Make an exact copy of the records, dropping all pictures.

------------------------------

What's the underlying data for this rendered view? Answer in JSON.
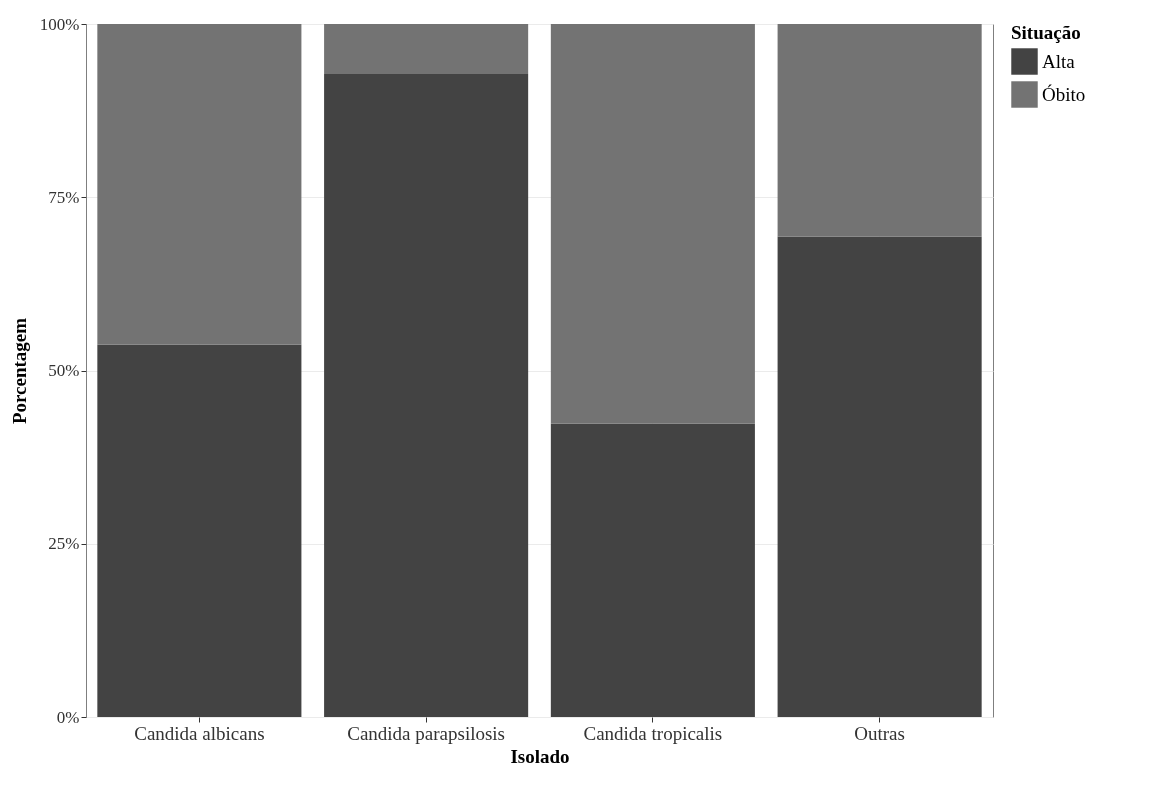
{
  "chart_data": {
    "type": "bar",
    "stacked": true,
    "xlabel": "Isolado",
    "ylabel": "Porcentagem",
    "legend_title": "Situação",
    "categories": [
      "Candida albicans",
      "Candida parapsilosis",
      "Candida tropicalis",
      "Outras"
    ],
    "series": [
      {
        "name": "Alta",
        "color": "#434343",
        "values": [
          53.7,
          92.8,
          42.3,
          69.3
        ]
      },
      {
        "name": "Óbito",
        "color": "#737373",
        "values": [
          46.3,
          7.2,
          57.7,
          30.7
        ]
      }
    ],
    "ylim": [
      0,
      100
    ],
    "yticks": [
      {
        "value": 0,
        "label": "0%"
      },
      {
        "value": 25,
        "label": "25%"
      },
      {
        "value": 50,
        "label": "50%"
      },
      {
        "value": 75,
        "label": "75%"
      },
      {
        "value": 100,
        "label": "100%"
      }
    ],
    "grid": true,
    "legend": "right"
  }
}
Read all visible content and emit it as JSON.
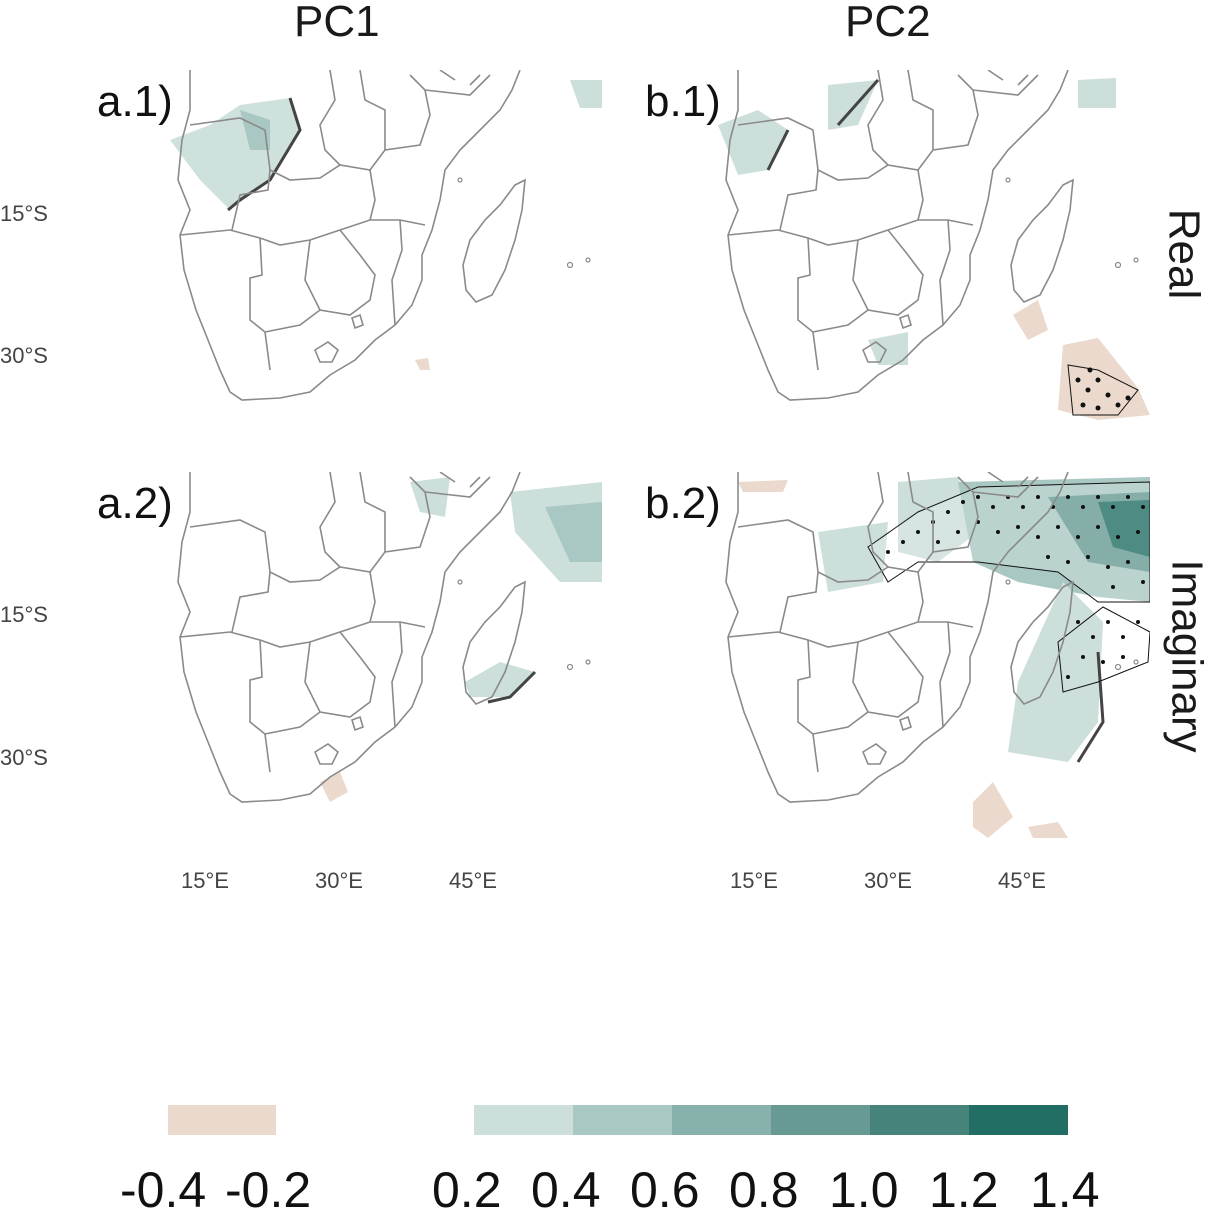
{
  "columns": [
    "PC1",
    "PC2"
  ],
  "rows": [
    "Real",
    "Imaginary"
  ],
  "panels": [
    {
      "label": "a.1)",
      "column": "PC1",
      "row": "Real"
    },
    {
      "label": "b.1)",
      "column": "PC2",
      "row": "Real"
    },
    {
      "label": "a.2)",
      "column": "PC1",
      "row": "Imaginary"
    },
    {
      "label": "b.2)",
      "column": "PC2",
      "row": "Imaginary"
    }
  ],
  "axes": {
    "lat_ticks": [
      "15°S",
      "30°S"
    ],
    "lon_ticks": [
      "15°E",
      "30°E",
      "45°E"
    ]
  },
  "colorbar": {
    "negative_labels": [
      "-0.4",
      "-0.2"
    ],
    "positive_labels": [
      "0.2",
      "0.4",
      "0.6",
      "0.8",
      "1.0",
      "1.2",
      "1.4"
    ],
    "negative_colors": [
      "#ead9cc"
    ],
    "positive_colors": [
      "#ccdfdb",
      "#aac8c3",
      "#89b1ab",
      "#679a93",
      "#46847b",
      "#226e64"
    ]
  },
  "colors": {
    "border": "#8a8a8a",
    "stippling": "#111111"
  }
}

------------------------------

**EXPECTED ANSWER**
What's the underlying data for this rendered view? Answer in JSON.
{
  "chart_data": {
    "type": "bar",
    "stacked": true,
    "xlabel": "Isolado",
    "ylabel": "Porcentagem",
    "legend_title": "Situação",
    "categories": [
      "Candida albicans",
      "Candida parapsilosis",
      "Candida tropicalis",
      "Outras"
    ],
    "series": [
      {
        "name": "Alta",
        "color": "#434343",
        "values": [
          53.7,
          92.8,
          42.3,
          69.3
        ]
      },
      {
        "name": "Óbito",
        "color": "#737373",
        "values": [
          46.3,
          7.2,
          57.7,
          30.7
        ]
      }
    ],
    "ylim": [
      0,
      100
    ],
    "yticks": [
      {
        "value": 0,
        "label": "0%"
      },
      {
        "value": 25,
        "label": "25%"
      },
      {
        "value": 50,
        "label": "50%"
      },
      {
        "value": 75,
        "label": "75%"
      },
      {
        "value": 100,
        "label": "100%"
      }
    ],
    "grid": true,
    "legend": "right"
  }
}
Read all visible content and emit it as JSON.
{
  "columns": [
    "PC1",
    "PC2"
  ],
  "rows": [
    "Real",
    "Imaginary"
  ],
  "panels": [
    {
      "label": "a.1)",
      "column": "PC1",
      "row": "Real"
    },
    {
      "label": "b.1)",
      "column": "PC2",
      "row": "Real"
    },
    {
      "label": "a.2)",
      "column": "PC1",
      "row": "Imaginary"
    },
    {
      "label": "b.2)",
      "column": "PC2",
      "row": "Imaginary"
    }
  ],
  "axes": {
    "lat_ticks": [
      "15°S",
      "30°S"
    ],
    "lon_ticks": [
      "15°E",
      "30°E",
      "45°E"
    ]
  },
  "colorbar": {
    "negative_labels": [
      "-0.4",
      "-0.2"
    ],
    "positive_labels": [
      "0.2",
      "0.4",
      "0.6",
      "0.8",
      "1.0",
      "1.2",
      "1.4"
    ],
    "negative_colors": [
      "#ead9cc"
    ],
    "positive_colors": [
      "#ccdfdb",
      "#aac8c3",
      "#89b1ab",
      "#679a93",
      "#46847b",
      "#226e64"
    ]
  },
  "colors": {
    "border": "#8a8a8a",
    "stippling": "#111111"
  }
}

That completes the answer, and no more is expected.